[Data records]
▼

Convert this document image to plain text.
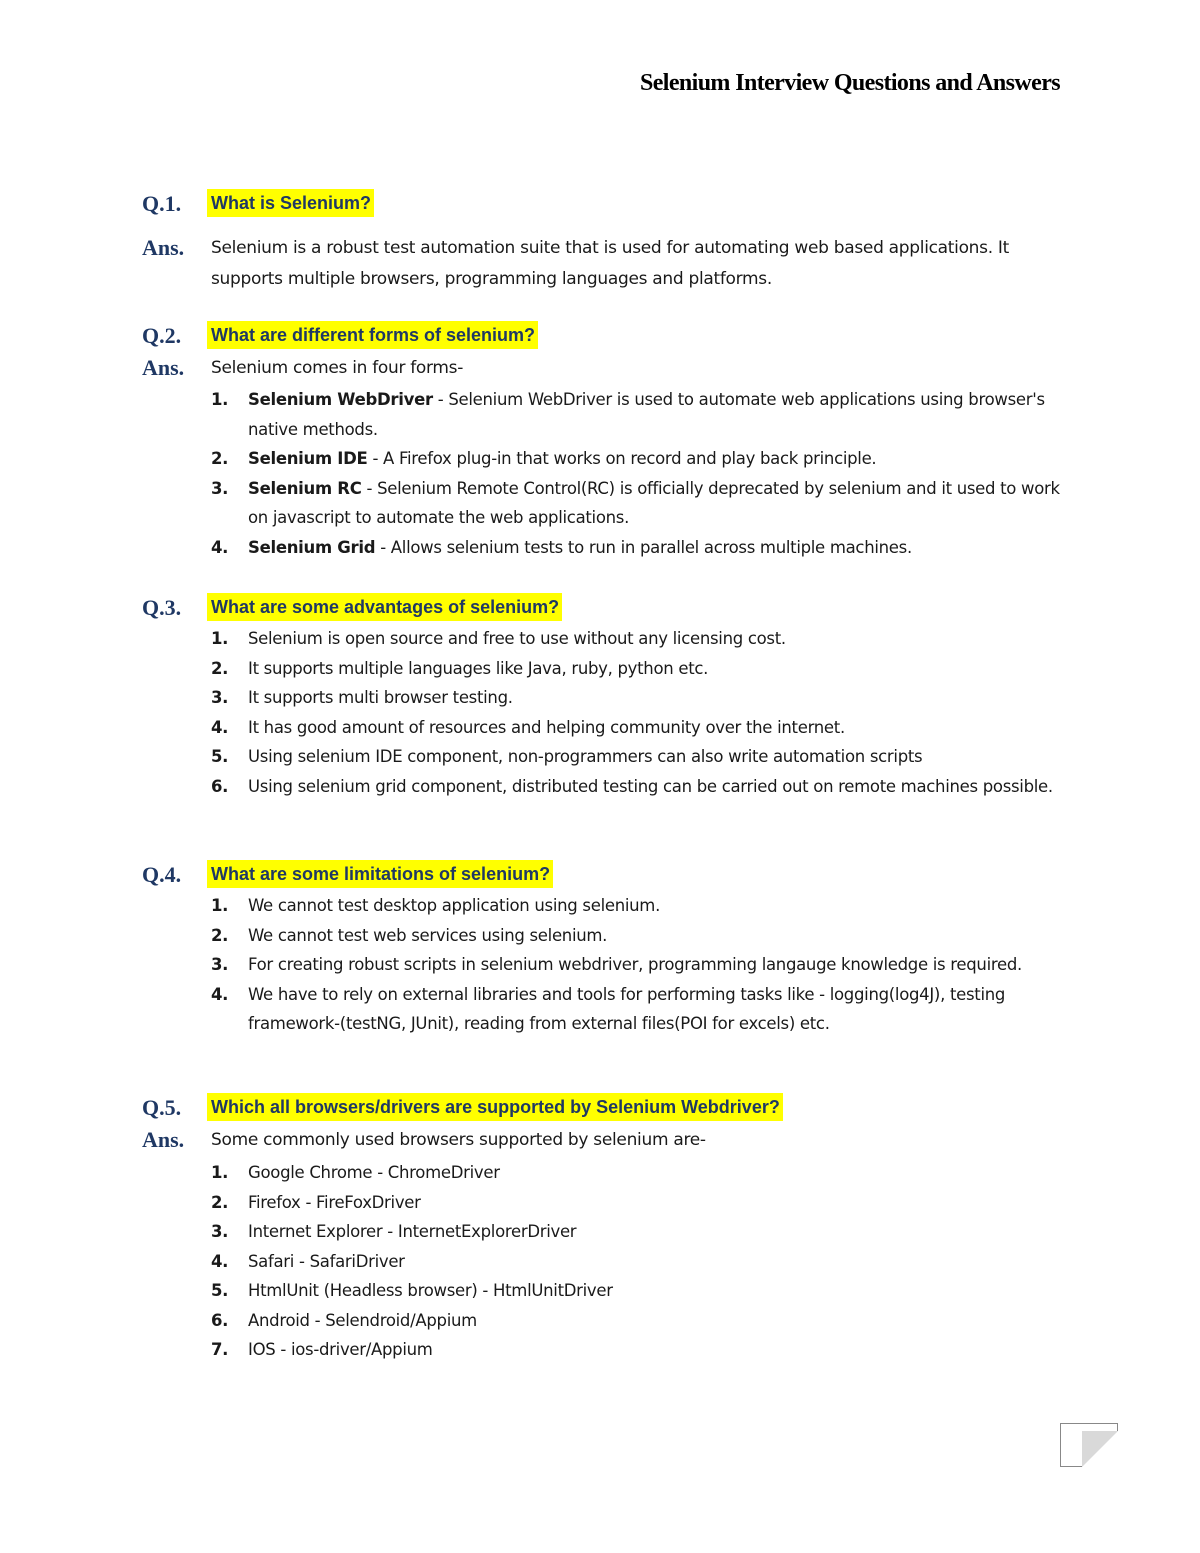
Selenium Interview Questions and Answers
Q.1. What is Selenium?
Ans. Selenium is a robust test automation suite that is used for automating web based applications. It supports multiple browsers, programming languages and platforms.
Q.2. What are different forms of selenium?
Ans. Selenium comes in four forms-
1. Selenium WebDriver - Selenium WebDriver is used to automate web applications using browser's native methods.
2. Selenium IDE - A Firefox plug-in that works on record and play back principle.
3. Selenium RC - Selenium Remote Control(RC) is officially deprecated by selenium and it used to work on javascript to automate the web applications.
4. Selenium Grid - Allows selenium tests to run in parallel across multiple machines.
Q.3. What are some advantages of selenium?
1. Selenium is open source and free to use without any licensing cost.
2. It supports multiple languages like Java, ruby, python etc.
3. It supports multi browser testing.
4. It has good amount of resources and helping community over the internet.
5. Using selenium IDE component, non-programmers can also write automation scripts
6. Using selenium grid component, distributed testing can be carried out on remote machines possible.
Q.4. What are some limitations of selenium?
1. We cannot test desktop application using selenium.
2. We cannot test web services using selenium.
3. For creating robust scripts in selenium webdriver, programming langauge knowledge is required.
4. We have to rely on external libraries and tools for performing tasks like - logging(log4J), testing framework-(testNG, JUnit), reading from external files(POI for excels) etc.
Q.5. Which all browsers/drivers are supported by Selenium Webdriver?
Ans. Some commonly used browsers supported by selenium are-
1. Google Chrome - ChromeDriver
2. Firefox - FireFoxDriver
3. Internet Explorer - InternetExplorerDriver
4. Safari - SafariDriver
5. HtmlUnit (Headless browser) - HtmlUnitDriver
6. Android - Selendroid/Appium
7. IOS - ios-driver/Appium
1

▲
▼

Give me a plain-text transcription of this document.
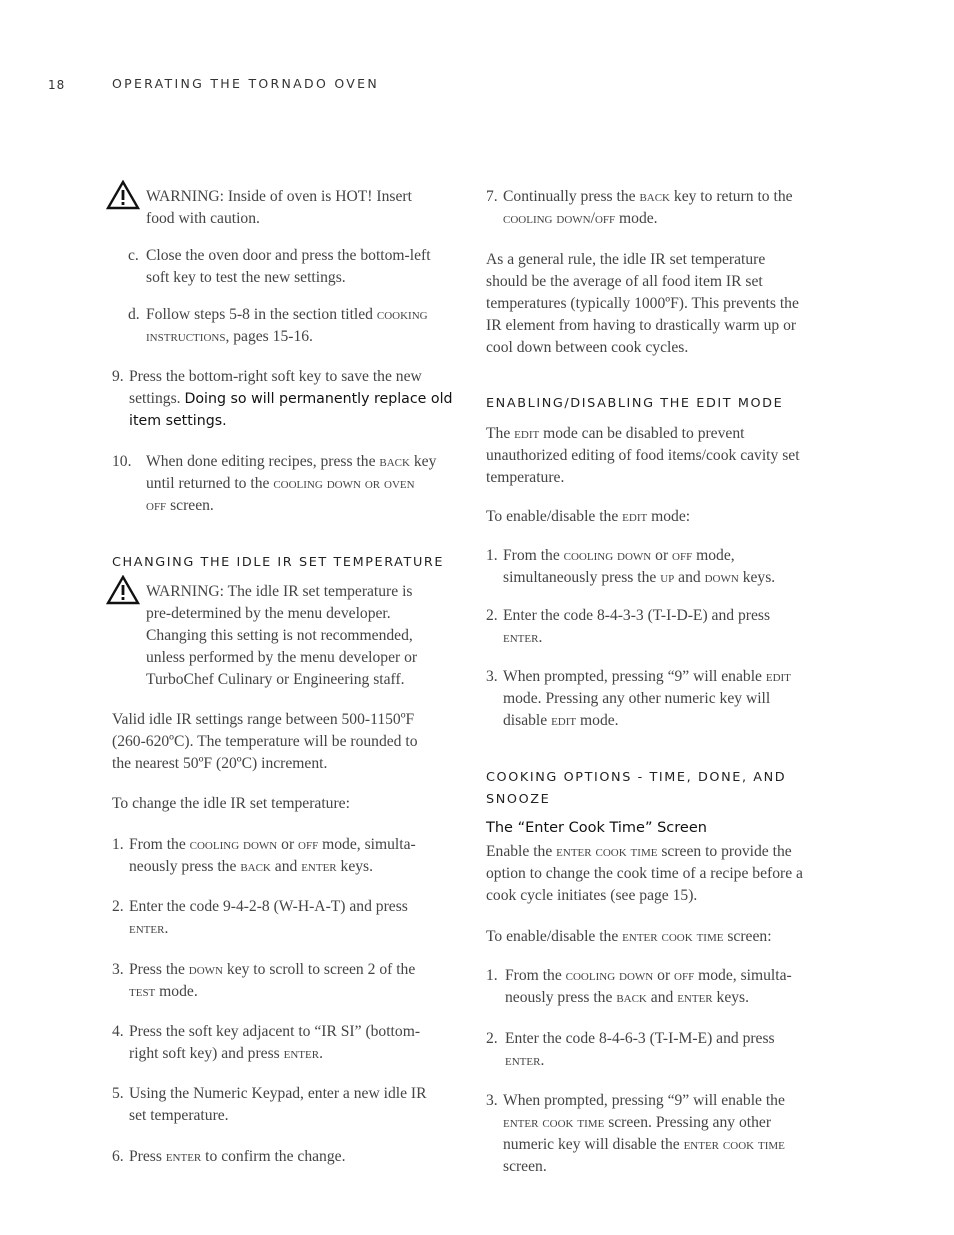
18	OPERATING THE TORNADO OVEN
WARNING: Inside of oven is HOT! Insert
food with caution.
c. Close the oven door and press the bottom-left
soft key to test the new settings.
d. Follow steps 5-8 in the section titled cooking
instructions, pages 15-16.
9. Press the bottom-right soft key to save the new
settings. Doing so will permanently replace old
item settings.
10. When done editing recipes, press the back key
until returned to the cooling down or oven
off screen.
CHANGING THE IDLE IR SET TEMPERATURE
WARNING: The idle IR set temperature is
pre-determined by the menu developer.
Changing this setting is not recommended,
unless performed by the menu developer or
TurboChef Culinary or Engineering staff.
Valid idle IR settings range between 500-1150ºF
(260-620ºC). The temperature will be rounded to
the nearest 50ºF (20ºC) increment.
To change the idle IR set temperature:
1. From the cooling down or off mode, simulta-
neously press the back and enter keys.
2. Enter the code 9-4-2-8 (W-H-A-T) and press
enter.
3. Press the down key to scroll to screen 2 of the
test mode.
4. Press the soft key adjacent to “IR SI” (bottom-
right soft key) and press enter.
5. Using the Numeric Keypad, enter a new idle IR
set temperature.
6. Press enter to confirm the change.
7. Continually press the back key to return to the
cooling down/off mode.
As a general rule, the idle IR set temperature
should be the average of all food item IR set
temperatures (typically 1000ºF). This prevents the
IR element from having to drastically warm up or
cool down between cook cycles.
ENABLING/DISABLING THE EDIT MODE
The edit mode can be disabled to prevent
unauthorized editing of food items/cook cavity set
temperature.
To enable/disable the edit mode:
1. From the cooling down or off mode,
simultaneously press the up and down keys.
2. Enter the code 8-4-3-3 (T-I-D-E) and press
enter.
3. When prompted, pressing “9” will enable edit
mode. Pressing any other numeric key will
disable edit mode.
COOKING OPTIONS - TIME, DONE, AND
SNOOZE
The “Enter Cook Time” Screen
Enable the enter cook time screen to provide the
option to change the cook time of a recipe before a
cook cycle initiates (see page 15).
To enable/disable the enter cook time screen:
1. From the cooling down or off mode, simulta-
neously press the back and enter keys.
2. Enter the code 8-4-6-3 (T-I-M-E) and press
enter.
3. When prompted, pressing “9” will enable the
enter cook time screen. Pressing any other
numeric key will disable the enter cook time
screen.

▲

Task requirements> Pick out every line of the listing containing the word "supports", and show those lines.

Full response>
Ans. Selenium is a robust test automation suite that is used for automating web based applications. It supports multiple browsers, programming languages and platforms.
2. It supports multiple languages like Java, ruby, python etc.
3. It supports multi browser testing.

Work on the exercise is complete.